» **TASK TO COMPLETE**: Each entry must be given again exactly; images do not belong in the copy.

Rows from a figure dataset
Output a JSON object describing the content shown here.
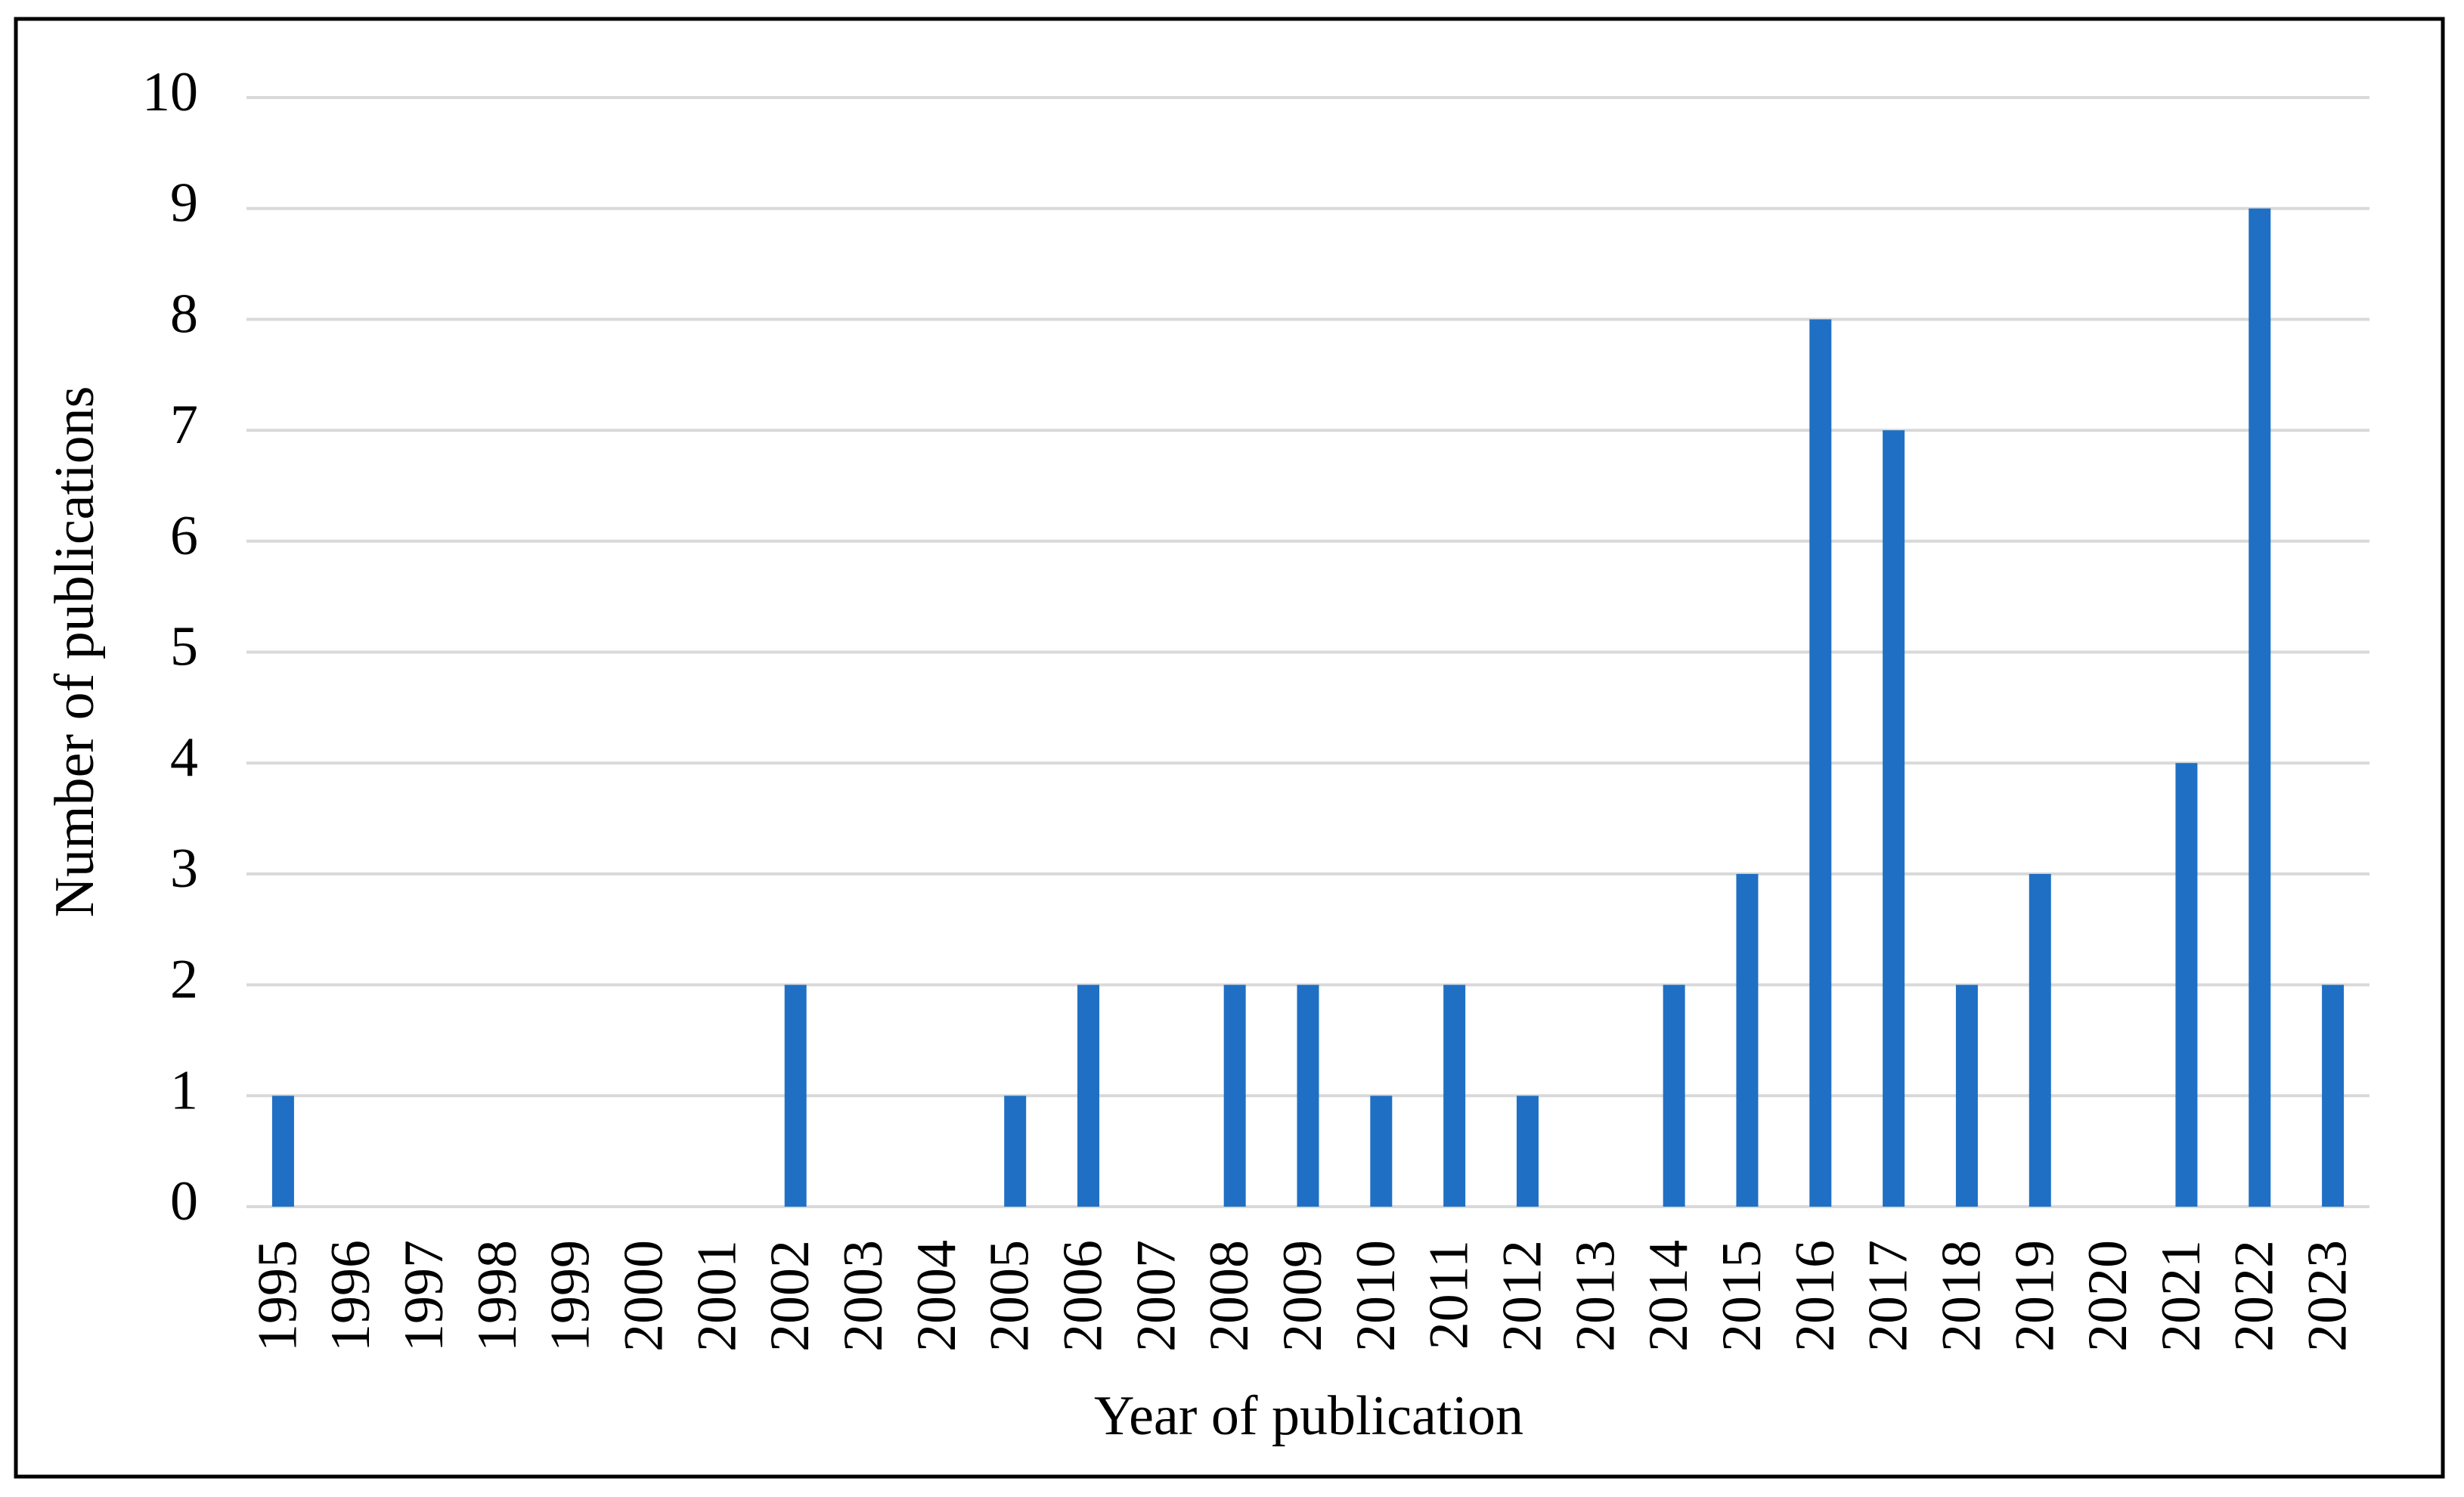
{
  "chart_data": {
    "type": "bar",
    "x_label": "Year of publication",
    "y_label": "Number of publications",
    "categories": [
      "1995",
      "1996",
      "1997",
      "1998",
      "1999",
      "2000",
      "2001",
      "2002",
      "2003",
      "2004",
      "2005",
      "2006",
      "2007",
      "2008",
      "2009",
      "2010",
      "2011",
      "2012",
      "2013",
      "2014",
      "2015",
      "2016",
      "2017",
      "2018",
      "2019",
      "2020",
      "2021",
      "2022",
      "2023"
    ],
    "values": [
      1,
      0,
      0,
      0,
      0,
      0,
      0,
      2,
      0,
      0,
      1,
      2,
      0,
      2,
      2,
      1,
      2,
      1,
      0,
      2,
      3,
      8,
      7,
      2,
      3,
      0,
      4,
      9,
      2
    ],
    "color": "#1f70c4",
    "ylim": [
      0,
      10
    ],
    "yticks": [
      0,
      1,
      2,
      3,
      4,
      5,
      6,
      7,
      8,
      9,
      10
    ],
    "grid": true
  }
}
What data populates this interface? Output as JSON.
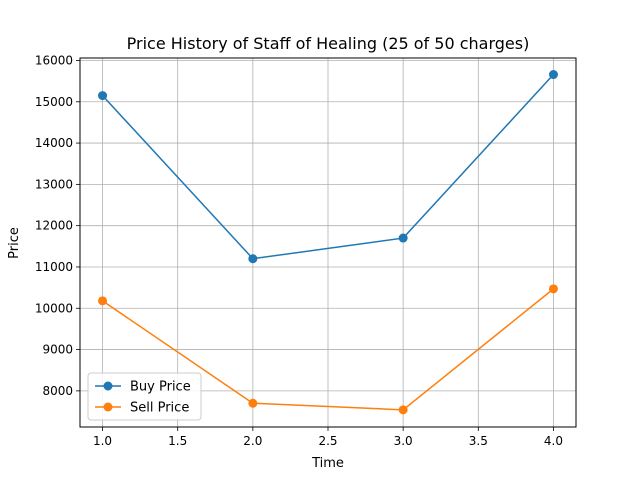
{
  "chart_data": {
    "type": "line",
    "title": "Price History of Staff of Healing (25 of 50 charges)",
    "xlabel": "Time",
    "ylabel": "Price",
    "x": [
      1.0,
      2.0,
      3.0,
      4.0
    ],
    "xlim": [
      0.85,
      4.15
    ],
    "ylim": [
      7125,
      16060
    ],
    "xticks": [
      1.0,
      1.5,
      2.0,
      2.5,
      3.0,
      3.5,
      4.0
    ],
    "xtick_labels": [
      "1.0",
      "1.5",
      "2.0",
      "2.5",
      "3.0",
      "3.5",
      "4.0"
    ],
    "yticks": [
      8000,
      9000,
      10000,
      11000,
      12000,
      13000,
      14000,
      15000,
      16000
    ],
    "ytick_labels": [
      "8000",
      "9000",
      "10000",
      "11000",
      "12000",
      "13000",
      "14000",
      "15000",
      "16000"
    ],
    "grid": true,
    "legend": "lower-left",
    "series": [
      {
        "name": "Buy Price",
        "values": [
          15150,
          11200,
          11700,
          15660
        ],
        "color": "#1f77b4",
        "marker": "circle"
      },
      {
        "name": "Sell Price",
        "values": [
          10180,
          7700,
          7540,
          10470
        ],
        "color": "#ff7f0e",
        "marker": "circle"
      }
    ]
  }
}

» **RESULT OF THIS TASK**:
Output a JSON object describing the content shown here.
{
  "chart_data": {
    "type": "bar",
    "x_label": "Year of publication",
    "y_label": "Number of publications",
    "categories": [
      "1995",
      "1996",
      "1997",
      "1998",
      "1999",
      "2000",
      "2001",
      "2002",
      "2003",
      "2004",
      "2005",
      "2006",
      "2007",
      "2008",
      "2009",
      "2010",
      "2011",
      "2012",
      "2013",
      "2014",
      "2015",
      "2016",
      "2017",
      "2018",
      "2019",
      "2020",
      "2021",
      "2022",
      "2023"
    ],
    "values": [
      1,
      0,
      0,
      0,
      0,
      0,
      0,
      2,
      0,
      0,
      1,
      2,
      0,
      2,
      2,
      1,
      2,
      1,
      0,
      2,
      3,
      8,
      7,
      2,
      3,
      0,
      4,
      9,
      2
    ],
    "color": "#1f70c4",
    "ylim": [
      0,
      10
    ],
    "yticks": [
      0,
      1,
      2,
      3,
      4,
      5,
      6,
      7,
      8,
      9,
      10
    ],
    "grid": true
  }
}
What data populates this interface? Output as JSON.
{
  "chart_data": {
    "type": "line",
    "title": "Price History of Staff of Healing (25 of 50 charges)",
    "xlabel": "Time",
    "ylabel": "Price",
    "x": [
      1.0,
      2.0,
      3.0,
      4.0
    ],
    "xlim": [
      0.85,
      4.15
    ],
    "ylim": [
      7125,
      16060
    ],
    "xticks": [
      1.0,
      1.5,
      2.0,
      2.5,
      3.0,
      3.5,
      4.0
    ],
    "xtick_labels": [
      "1.0",
      "1.5",
      "2.0",
      "2.5",
      "3.0",
      "3.5",
      "4.0"
    ],
    "yticks": [
      8000,
      9000,
      10000,
      11000,
      12000,
      13000,
      14000,
      15000,
      16000
    ],
    "ytick_labels": [
      "8000",
      "9000",
      "10000",
      "11000",
      "12000",
      "13000",
      "14000",
      "15000",
      "16000"
    ],
    "grid": true,
    "legend": "lower-left",
    "series": [
      {
        "name": "Buy Price",
        "values": [
          15150,
          11200,
          11700,
          15660
        ],
        "color": "#1f77b4",
        "marker": "circle"
      },
      {
        "name": "Sell Price",
        "values": [
          10180,
          7700,
          7540,
          10470
        ],
        "color": "#ff7f0e",
        "marker": "circle"
      }
    ]
  }
}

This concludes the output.